→ TASK PROMPT
Retype each of the rows below word for word, keeping them in the same order.
□ □ □ □ □
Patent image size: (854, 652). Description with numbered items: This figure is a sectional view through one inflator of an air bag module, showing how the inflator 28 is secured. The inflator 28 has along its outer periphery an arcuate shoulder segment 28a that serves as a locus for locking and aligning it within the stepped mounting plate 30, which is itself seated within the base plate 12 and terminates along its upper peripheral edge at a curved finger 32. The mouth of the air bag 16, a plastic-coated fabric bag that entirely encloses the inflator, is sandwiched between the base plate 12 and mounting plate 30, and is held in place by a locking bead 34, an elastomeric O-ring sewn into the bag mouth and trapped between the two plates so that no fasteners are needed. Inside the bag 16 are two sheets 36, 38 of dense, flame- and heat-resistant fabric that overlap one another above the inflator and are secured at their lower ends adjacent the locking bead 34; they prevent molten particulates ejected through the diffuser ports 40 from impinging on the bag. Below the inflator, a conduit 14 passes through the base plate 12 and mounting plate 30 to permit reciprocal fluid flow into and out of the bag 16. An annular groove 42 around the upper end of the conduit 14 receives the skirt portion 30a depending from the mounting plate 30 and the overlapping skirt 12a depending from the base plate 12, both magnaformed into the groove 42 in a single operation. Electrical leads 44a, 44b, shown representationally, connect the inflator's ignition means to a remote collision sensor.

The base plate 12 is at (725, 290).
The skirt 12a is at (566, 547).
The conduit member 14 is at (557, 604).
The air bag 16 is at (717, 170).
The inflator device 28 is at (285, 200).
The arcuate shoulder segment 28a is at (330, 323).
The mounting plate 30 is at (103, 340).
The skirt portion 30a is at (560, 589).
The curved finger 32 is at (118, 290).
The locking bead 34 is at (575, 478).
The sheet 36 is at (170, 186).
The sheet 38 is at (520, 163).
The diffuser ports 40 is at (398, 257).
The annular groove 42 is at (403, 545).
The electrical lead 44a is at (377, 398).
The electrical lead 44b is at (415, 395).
□ □ □ □ □
→ ANSWER TO THIS TASK
Patent image size: (854, 652). Description with numbered items: This figure is a sectional view through one inflator of an air bag module, showing how the inflator 28 is secured. The inflator 28 has along its outer periphery an arcuate shoulder segment 28a that serves as a locus for locking and aligning it within the stepped mounting plate 30, which is itself seated within the base plate 12 and terminates along its upper peripheral edge at a curved finger 32. The mouth of the air bag 16, a plastic-coated fabric bag that entirely encloses the inflator, is sandwiched between the base plate 12 and mounting plate 30, and is held in place by a locking bead 34, an elastomeric O-ring sewn into the bag mouth and trapped between the two plates so that no fasteners are needed. Inside the bag 16 are two sheets 36, 38 of dense, flame- and heat-resistant fabric that overlap one another above the inflator and are secured at their lower ends adjacent the locking bead 34; they prevent molten particulates ejected through the diffuser ports 40 from impinging on the bag. Below the inflator, a conduit 14 passes through the base plate 12 and mounting plate 30 to permit reciprocal fluid flow into and out of the bag 16. An annular groove 42 around the upper end of the conduit 14 receives the skirt portion 30a depending from the mounting plate 30 and the overlapping skirt 12a depending from the base plate 12, both magnaformed into the groove 42 in a single operation. Electrical leads 44a, 44b, shown representationally, connect the inflator's ignition means to a remote collision sensor.

The base plate 12 is at (725, 290).
The skirt 12a is at (566, 547).
The conduit member 14 is at (557, 604).
The air bag 16 is at (717, 170).
The inflator device 28 is at (285, 200).
The arcuate shoulder segment 28a is at (330, 323).
The mounting plate 30 is at (103, 340).
The skirt portion 30a is at (560, 589).
The curved finger 32 is at (118, 290).
The locking bead 34 is at (575, 478).
The sheet 36 is at (170, 186).
The sheet 38 is at (520, 163).
The diffuser ports 40 is at (398, 257).
The annular groove 42 is at (403, 545).
The electrical lead 44a is at (377, 398).
The electrical lead 44b is at (415, 395).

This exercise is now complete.